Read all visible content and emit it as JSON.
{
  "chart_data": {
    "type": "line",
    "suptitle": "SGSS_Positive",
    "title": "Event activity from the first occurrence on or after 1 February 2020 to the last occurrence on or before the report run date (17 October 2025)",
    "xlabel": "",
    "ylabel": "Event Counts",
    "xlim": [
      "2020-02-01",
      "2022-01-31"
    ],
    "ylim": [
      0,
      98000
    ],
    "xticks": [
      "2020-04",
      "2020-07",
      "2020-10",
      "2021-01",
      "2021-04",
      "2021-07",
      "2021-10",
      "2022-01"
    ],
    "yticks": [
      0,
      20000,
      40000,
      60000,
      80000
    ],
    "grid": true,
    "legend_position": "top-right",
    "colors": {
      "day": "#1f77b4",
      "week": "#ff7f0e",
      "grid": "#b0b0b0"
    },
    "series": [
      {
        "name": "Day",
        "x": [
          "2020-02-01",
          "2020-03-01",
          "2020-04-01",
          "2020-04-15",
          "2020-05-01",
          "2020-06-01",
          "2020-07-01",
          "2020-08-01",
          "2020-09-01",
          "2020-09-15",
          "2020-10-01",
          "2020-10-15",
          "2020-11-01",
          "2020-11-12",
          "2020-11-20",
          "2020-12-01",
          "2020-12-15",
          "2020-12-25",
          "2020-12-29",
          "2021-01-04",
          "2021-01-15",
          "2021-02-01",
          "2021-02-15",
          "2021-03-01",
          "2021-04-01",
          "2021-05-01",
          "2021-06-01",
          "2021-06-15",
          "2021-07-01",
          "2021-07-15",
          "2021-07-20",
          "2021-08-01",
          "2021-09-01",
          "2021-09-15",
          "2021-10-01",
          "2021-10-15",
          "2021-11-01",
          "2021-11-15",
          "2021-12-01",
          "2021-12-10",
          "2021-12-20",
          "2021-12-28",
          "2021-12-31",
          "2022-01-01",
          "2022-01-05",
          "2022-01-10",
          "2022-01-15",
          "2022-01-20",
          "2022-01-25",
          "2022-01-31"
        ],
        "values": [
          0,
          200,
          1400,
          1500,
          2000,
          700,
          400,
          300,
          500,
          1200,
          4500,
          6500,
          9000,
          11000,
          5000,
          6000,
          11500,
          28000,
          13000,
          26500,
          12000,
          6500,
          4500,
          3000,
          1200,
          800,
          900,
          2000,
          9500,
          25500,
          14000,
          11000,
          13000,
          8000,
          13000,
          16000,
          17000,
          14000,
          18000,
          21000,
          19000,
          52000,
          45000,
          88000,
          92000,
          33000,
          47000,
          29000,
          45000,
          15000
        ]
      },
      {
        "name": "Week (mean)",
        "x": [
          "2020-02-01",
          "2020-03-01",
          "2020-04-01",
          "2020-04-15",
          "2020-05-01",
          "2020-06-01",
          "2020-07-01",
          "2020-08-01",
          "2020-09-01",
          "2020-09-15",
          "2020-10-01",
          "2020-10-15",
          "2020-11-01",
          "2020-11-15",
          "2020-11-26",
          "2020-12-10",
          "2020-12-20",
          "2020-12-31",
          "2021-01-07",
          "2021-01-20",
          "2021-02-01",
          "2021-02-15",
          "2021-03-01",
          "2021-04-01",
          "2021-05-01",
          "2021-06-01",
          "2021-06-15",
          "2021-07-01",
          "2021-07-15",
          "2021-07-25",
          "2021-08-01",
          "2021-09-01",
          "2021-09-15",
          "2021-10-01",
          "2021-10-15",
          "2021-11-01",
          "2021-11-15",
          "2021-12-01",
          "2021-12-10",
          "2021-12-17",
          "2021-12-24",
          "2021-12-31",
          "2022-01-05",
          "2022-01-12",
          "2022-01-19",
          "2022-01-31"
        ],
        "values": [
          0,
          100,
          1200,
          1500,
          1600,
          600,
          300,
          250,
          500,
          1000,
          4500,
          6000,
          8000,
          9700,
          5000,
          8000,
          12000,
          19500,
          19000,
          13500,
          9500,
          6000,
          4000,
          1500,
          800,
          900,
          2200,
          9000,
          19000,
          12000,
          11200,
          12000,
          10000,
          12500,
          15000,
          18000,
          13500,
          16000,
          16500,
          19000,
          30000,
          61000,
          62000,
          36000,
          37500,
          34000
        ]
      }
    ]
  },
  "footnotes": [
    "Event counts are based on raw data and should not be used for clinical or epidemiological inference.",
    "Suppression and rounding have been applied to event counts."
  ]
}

+ + + + + + +

### WORK TO DO
Return all of the entries word for word.

### ANSWER TO THIS TASK
Read all visible content and emit it as JSON.
{
  "chart_data": {
    "type": "line",
    "suptitle": "SGSS_Positive",
    "title": "Event activity from the first occurrence on or after 1 February 2020 to the last occurrence on or before the report run date (17 October 2025)",
    "xlabel": "",
    "ylabel": "Event Counts",
    "xlim": [
      "2020-02-01",
      "2022-01-31"
    ],
    "ylim": [
      0,
      98000
    ],
    "xticks": [
      "2020-04",
      "2020-07",
      "2020-10",
      "2021-01",
      "2021-04",
      "2021-07",
      "2021-10",
      "2022-01"
    ],
    "yticks": [
      0,
      20000,
      40000,
      60000,
      80000
    ],
    "grid": true,
    "legend_position": "top-right",
    "colors": {
      "day": "#1f77b4",
      "week": "#ff7f0e",
      "grid": "#b0b0b0"
    },
    "series": [
      {
        "name": "Day",
        "x": [
          "2020-02-01",
          "2020-03-01",
          "2020-04-01",
          "2020-04-15",
          "2020-05-01",
          "2020-06-01",
          "2020-07-01",
          "2020-08-01",
          "2020-09-01",
          "2020-09-15",
          "2020-10-01",
          "2020-10-15",
          "2020-11-01",
          "2020-11-12",
          "2020-11-20",
          "2020-12-01",
          "2020-12-15",
          "2020-12-25",
          "2020-12-29",
          "2021-01-04",
          "2021-01-15",
          "2021-02-01",
          "2021-02-15",
          "2021-03-01",
          "2021-04-01",
          "2021-05-01",
          "2021-06-01",
          "2021-06-15",
          "2021-07-01",
          "2021-07-15",
          "2021-07-20",
          "2021-08-01",
          "2021-09-01",
          "2021-09-15",
          "2021-10-01",
          "2021-10-15",
          "2021-11-01",
          "2021-11-15",
          "2021-12-01",
          "2021-12-10",
          "2021-12-20",
          "2021-12-28",
          "2021-12-31",
          "2022-01-01",
          "2022-01-05",
          "2022-01-10",
          "2022-01-15",
          "2022-01-20",
          "2022-01-25",
          "2022-01-31"
        ],
        "values": [
          0,
          200,
          1400,
          1500,
          2000,
          700,
          400,
          300,
          500,
          1200,
          4500,
          6500,
          9000,
          11000,
          5000,
          6000,
          11500,
          28000,
          13000,
          26500,
          12000,
          6500,
          4500,
          3000,
          1200,
          800,
          900,
          2000,
          9500,
          25500,
          14000,
          11000,
          13000,
          8000,
          13000,
          16000,
          17000,
          14000,
          18000,
          21000,
          19000,
          52000,
          45000,
          88000,
          92000,
          33000,
          47000,
          29000,
          45000,
          15000
        ]
      },
      {
        "name": "Week (mean)",
        "x": [
          "2020-02-01",
          "2020-03-01",
          "2020-04-01",
          "2020-04-15",
          "2020-05-01",
          "2020-06-01",
          "2020-07-01",
          "2020-08-01",
          "2020-09-01",
          "2020-09-15",
          "2020-10-01",
          "2020-10-15",
          "2020-11-01",
          "2020-11-15",
          "2020-11-26",
          "2020-12-10",
          "2020-12-20",
          "2020-12-31",
          "2021-01-07",
          "2021-01-20",
          "2021-02-01",
          "2021-02-15",
          "2021-03-01",
          "2021-04-01",
          "2021-05-01",
          "2021-06-01",
          "2021-06-15",
          "2021-07-01",
          "2021-07-15",
          "2021-07-25",
          "2021-08-01",
          "2021-09-01",
          "2021-09-15",
          "2021-10-01",
          "2021-10-15",
          "2021-11-01",
          "2021-11-15",
          "2021-12-01",
          "2021-12-10",
          "2021-12-17",
          "2021-12-24",
          "2021-12-31",
          "2022-01-05",
          "2022-01-12",
          "2022-01-19",
          "2022-01-31"
        ],
        "values": [
          0,
          100,
          1200,
          1500,
          1600,
          600,
          300,
          250,
          500,
          1000,
          4500,
          6000,
          8000,
          9700,
          5000,
          8000,
          12000,
          19500,
          19000,
          13500,
          9500,
          6000,
          4000,
          1500,
          800,
          900,
          2200,
          9000,
          19000,
          12000,
          11200,
          12000,
          10000,
          12500,
          15000,
          18000,
          13500,
          16000,
          16500,
          19000,
          30000,
          61000,
          62000,
          36000,
          37500,
          34000
        ]
      }
    ]
  },
  "footnotes": [
    "Event counts are based on raw data and should not be used for clinical or epidemiological inference.",
    "Suppression and rounding have been applied to event counts."
  ]
}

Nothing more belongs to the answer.